● **Problem**
Within the records, which lines hold the string "lymphomas"? Report each one by copying it.

BEGIN Dataset

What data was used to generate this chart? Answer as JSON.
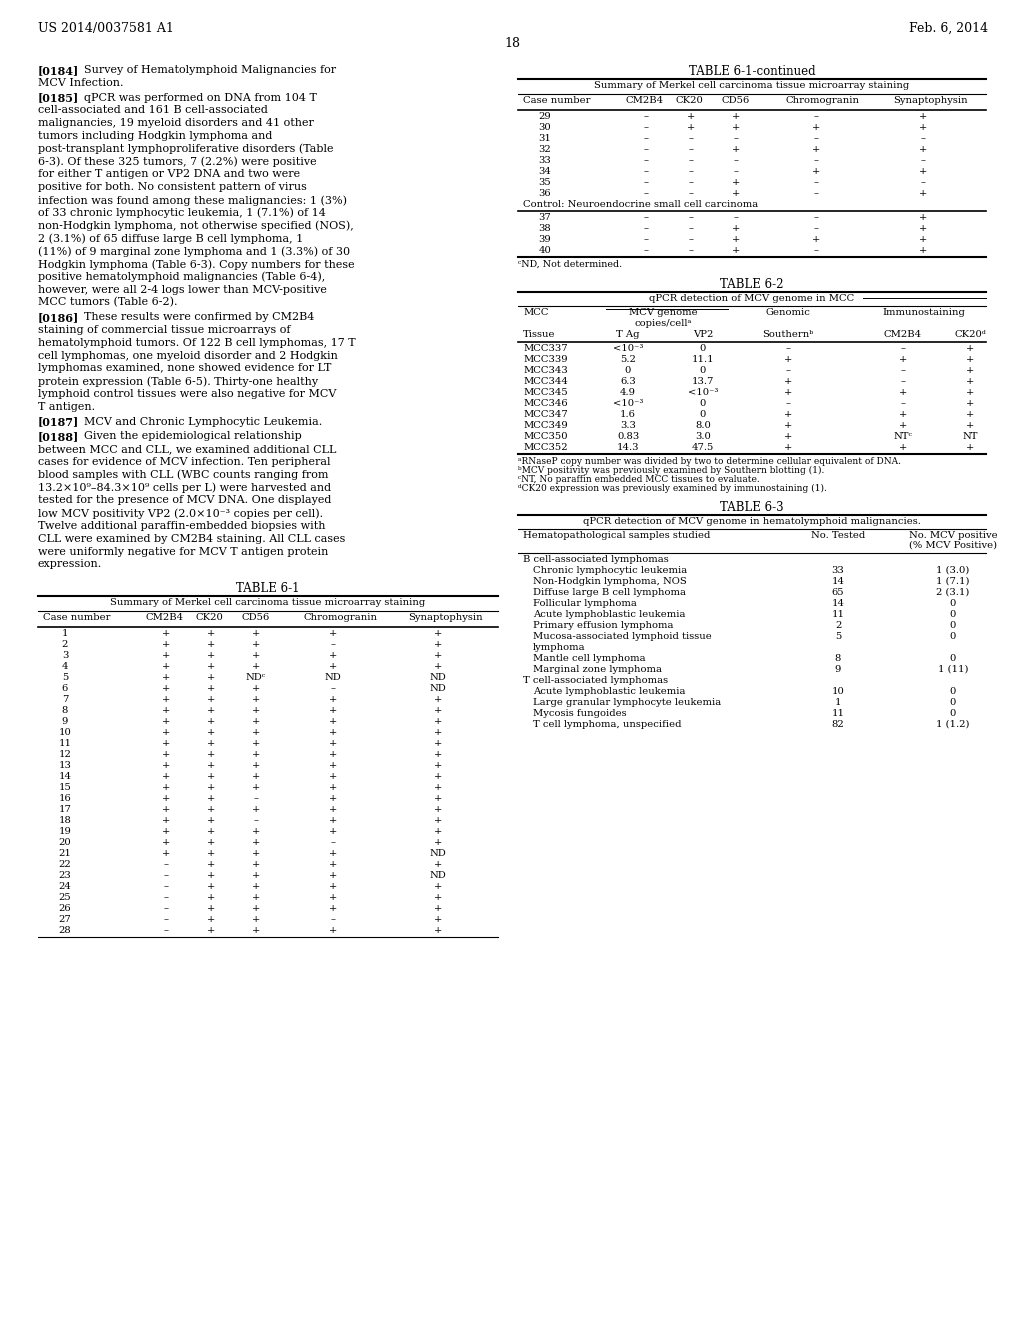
{
  "header_left": "US 2014/0037581 A1",
  "header_right": "Feb. 6, 2014",
  "page_number": "18",
  "background": "#ffffff",
  "table61_title": "TABLE 6-1",
  "table61_subtitle": "Summary of Merkel cell carcinoma tissue microarray staining",
  "table61_cols": [
    "Case number",
    "CM2B4",
    "CK20",
    "CD56",
    "Chromogranin",
    "Synaptophysin"
  ],
  "table61_rows": [
    [
      "1",
      "+",
      "+",
      "+",
      "+",
      "+"
    ],
    [
      "2",
      "+",
      "+",
      "+",
      "–",
      "+"
    ],
    [
      "3",
      "+",
      "+",
      "+",
      "+",
      "+"
    ],
    [
      "4",
      "+",
      "+",
      "+",
      "+",
      "+"
    ],
    [
      "5",
      "+",
      "+",
      "NDᶜ",
      "ND",
      "ND"
    ],
    [
      "6",
      "+",
      "+",
      "+",
      "–",
      "ND"
    ],
    [
      "7",
      "+",
      "+",
      "+",
      "+",
      "+"
    ],
    [
      "8",
      "+",
      "+",
      "+",
      "+",
      "+"
    ],
    [
      "9",
      "+",
      "+",
      "+",
      "+",
      "+"
    ],
    [
      "10",
      "+",
      "+",
      "+",
      "+",
      "+"
    ],
    [
      "11",
      "+",
      "+",
      "+",
      "+",
      "+"
    ],
    [
      "12",
      "+",
      "+",
      "+",
      "+",
      "+"
    ],
    [
      "13",
      "+",
      "+",
      "+",
      "+",
      "+"
    ],
    [
      "14",
      "+",
      "+",
      "+",
      "+",
      "+"
    ],
    [
      "15",
      "+",
      "+",
      "+",
      "+",
      "+"
    ],
    [
      "16",
      "+",
      "+",
      "–",
      "+",
      "+"
    ],
    [
      "17",
      "+",
      "+",
      "+",
      "+",
      "+"
    ],
    [
      "18",
      "+",
      "+",
      "–",
      "+",
      "+"
    ],
    [
      "19",
      "+",
      "+",
      "+",
      "+",
      "+"
    ],
    [
      "20",
      "+",
      "+",
      "+",
      "–",
      "+"
    ],
    [
      "21",
      "+",
      "+",
      "+",
      "+",
      "ND"
    ],
    [
      "22",
      "–",
      "+",
      "+",
      "+",
      "+"
    ],
    [
      "23",
      "–",
      "+",
      "+",
      "+",
      "ND"
    ],
    [
      "24",
      "–",
      "+",
      "+",
      "+",
      "+"
    ],
    [
      "25",
      "–",
      "+",
      "+",
      "+",
      "+"
    ],
    [
      "26",
      "–",
      "+",
      "+",
      "+",
      "+"
    ],
    [
      "27",
      "–",
      "+",
      "+",
      "–",
      "+"
    ],
    [
      "28",
      "–",
      "+",
      "+",
      "+",
      "+"
    ]
  ],
  "table61cont_title": "TABLE 6-1-continued",
  "table61cont_subtitle": "Summary of Merkel cell carcinoma tissue microarray staining",
  "table61cont_cols": [
    "Case number",
    "CM2B4",
    "CK20",
    "CD56",
    "Chromogranin",
    "Synaptophysin"
  ],
  "table61cont_rows": [
    [
      "29",
      "–",
      "+",
      "+",
      "–",
      "+"
    ],
    [
      "30",
      "–",
      "+",
      "+",
      "+",
      "+"
    ],
    [
      "31",
      "–",
      "–",
      "–",
      "–",
      "–"
    ],
    [
      "32",
      "–",
      "–",
      "+",
      "+",
      "+"
    ],
    [
      "33",
      "–",
      "–",
      "–",
      "–",
      "–"
    ],
    [
      "34",
      "–",
      "–",
      "–",
      "+",
      "+"
    ],
    [
      "35",
      "–",
      "–",
      "+",
      "–",
      "–"
    ],
    [
      "36",
      "–",
      "–",
      "+",
      "–",
      "+"
    ]
  ],
  "table61cont_control_label": "Control: Neuroendocrine small cell carcinoma",
  "table61cont_control_rows": [
    [
      "37",
      "–",
      "–",
      "–",
      "–",
      "+"
    ],
    [
      "38",
      "–",
      "–",
      "+",
      "–",
      "+"
    ],
    [
      "39",
      "–",
      "–",
      "+",
      "+",
      "+"
    ],
    [
      "40",
      "–",
      "–",
      "+",
      "–",
      "+"
    ]
  ],
  "table61_footnote": "ᶜND, Not determined.",
  "table62_title": "TABLE 6-2",
  "table62_subtitle": "qPCR detection of MCV genome in MCC",
  "table62_rows": [
    [
      "MCC337",
      "<10⁻³",
      "0",
      "–",
      "–",
      "+"
    ],
    [
      "MCC339",
      "5.2",
      "11.1",
      "+",
      "+",
      "+"
    ],
    [
      "MCC343",
      "0",
      "0",
      "–",
      "–",
      "+"
    ],
    [
      "MCC344",
      "6.3",
      "13.7",
      "+",
      "–",
      "+"
    ],
    [
      "MCC345",
      "4.9",
      "<10⁻³",
      "+",
      "+",
      "+"
    ],
    [
      "MCC346",
      "<10⁻³",
      "0",
      "–",
      "–",
      "+"
    ],
    [
      "MCC347",
      "1.6",
      "0",
      "+",
      "+",
      "+"
    ],
    [
      "MCC349",
      "3.3",
      "8.0",
      "+",
      "+",
      "+"
    ],
    [
      "MCC350",
      "0.83",
      "3.0",
      "+",
      "NTᶜ",
      "NT"
    ],
    [
      "MCC352",
      "14.3",
      "47.5",
      "+",
      "+",
      "+"
    ]
  ],
  "table62_footnotes": [
    "ᵃRNaseP copy number was divided by two to determine cellular equivalent of DNA.",
    "ᵇMCV positivity was previously examined by Southern blotting (1).",
    "ᶜNT, No paraffin embedded MCC tissues to evaluate.",
    "ᵈCK20 expression was previously examined by immunostaining (1)."
  ],
  "table63_title": "TABLE 6-3",
  "table63_subtitle": "qPCR detection of MCV genome in hematolymphoid malignancies.",
  "table63_b_header": "B cell-associated lymphomas",
  "table63_b_rows": [
    [
      "Chronic lymphocytic leukemia",
      "33",
      "1 (3.0)"
    ],
    [
      "Non-Hodgkin lymphoma, NOS",
      "14",
      "1 (7.1)"
    ],
    [
      "Diffuse large B cell lymphoma",
      "65",
      "2 (3.1)"
    ],
    [
      "Follicular lymphoma",
      "14",
      "0"
    ],
    [
      "Acute lymphoblastic leukemia",
      "11",
      "0"
    ],
    [
      "Primary effusion lymphoma",
      "2",
      "0"
    ],
    [
      "Mucosa-associated lymphoid tissue",
      "5",
      "0"
    ],
    [
      "lymphoma",
      "",
      ""
    ],
    [
      "Mantle cell lymphoma",
      "8",
      "0"
    ],
    [
      "Marginal zone lymphoma",
      "9",
      "1 (11)"
    ]
  ],
  "table63_t_header": "T cell-associated lymphomas",
  "table63_t_rows": [
    [
      "Acute lymphoblastic leukemia",
      "10",
      "0"
    ],
    [
      "Large granular lymphocyte leukemia",
      "1",
      "0"
    ],
    [
      "Mycosis fungoides",
      "11",
      "0"
    ],
    [
      "T cell lymphoma, unspecified",
      "82",
      "1 (1.2)"
    ]
  ],
  "left_paragraphs": [
    {
      "tag": "[0184]",
      "text": "Survey of Hematolymphoid Malignancies for MCV Infection."
    },
    {
      "tag": "[0185]",
      "text": "qPCR was performed on DNA from 104 T cell-associated and 161 B cell-associated malignancies, 19 myeloid disorders and 41 other tumors including Hodgkin lymphoma and post-transplant lymphoproliferative disorders (Table 6-3). Of these 325 tumors, 7 (2.2%) were positive for either T antigen or VP2 DNA and two were positive for both. No consistent pattern of virus infection was found among these malignancies: 1 (3%) of 33 chronic lymphocytic leukemia, 1 (7.1%) of 14 non-Hodgkin lymphoma, not otherwise specified (NOS), 2 (3.1%) of 65 diffuse large B cell lymphoma, 1 (11%) of 9 marginal zone lymphoma and 1 (3.3%) of 30 Hodgkin lymphoma (Table 6-3). Copy numbers for these positive hematolymphoid malignancies (Table 6-4), however, were all 2-4 logs lower than MCV-positive MCC tumors (Table 6-2)."
    },
    {
      "tag": "[0186]",
      "text": "These results were confirmed by CM2B4 staining of commercial tissue microarrays of hematolymphoid tumors. Of 122 B cell lymphomas, 17 T cell lymphomas, one myeloid disorder and 2 Hodgkin lymphomas examined, none showed evidence for LT protein expression (Table 6-5). Thirty-one healthy lymphoid control tissues were also negative for MCV T antigen."
    },
    {
      "tag": "[0187]",
      "text": "MCV and Chronic Lymphocytic Leukemia."
    },
    {
      "tag": "[0188]",
      "text": "Given the epidemiological relationship between MCC and CLL, we examined additional CLL cases for evidence of MCV infection. Ten peripheral blood samples with CLL (WBC counts ranging from 13.2×10⁹–84.3×10⁹ cells per L) were harvested and tested for the presence of MCV DNA. One displayed low MCV positivity VP2 (2.0×10⁻³ copies per cell). Twelve additional paraffin-embedded biopsies with CLL were examined by CM2B4 staining. All CLL cases were uniformly negative for MCV T antigen protein expression."
    }
  ]
}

END Dataset

● **Solution below**
  "table63_b_header": "B cell-associated lymphomas",
  "table63_t_header": "T cell-associated lymphomas",
      "text": "These results were confirmed by CM2B4 staining of commercial tissue microarrays of hematolymphoid tumors. Of 122 B cell lymphomas, 17 T cell lymphomas, one myeloid disorder and 2 Hodgkin lymphomas examined, none showed evidence for LT protein expression (Table 6-5). Thirty-one healthy lymphoid control tissues were also negative for MCV T antigen."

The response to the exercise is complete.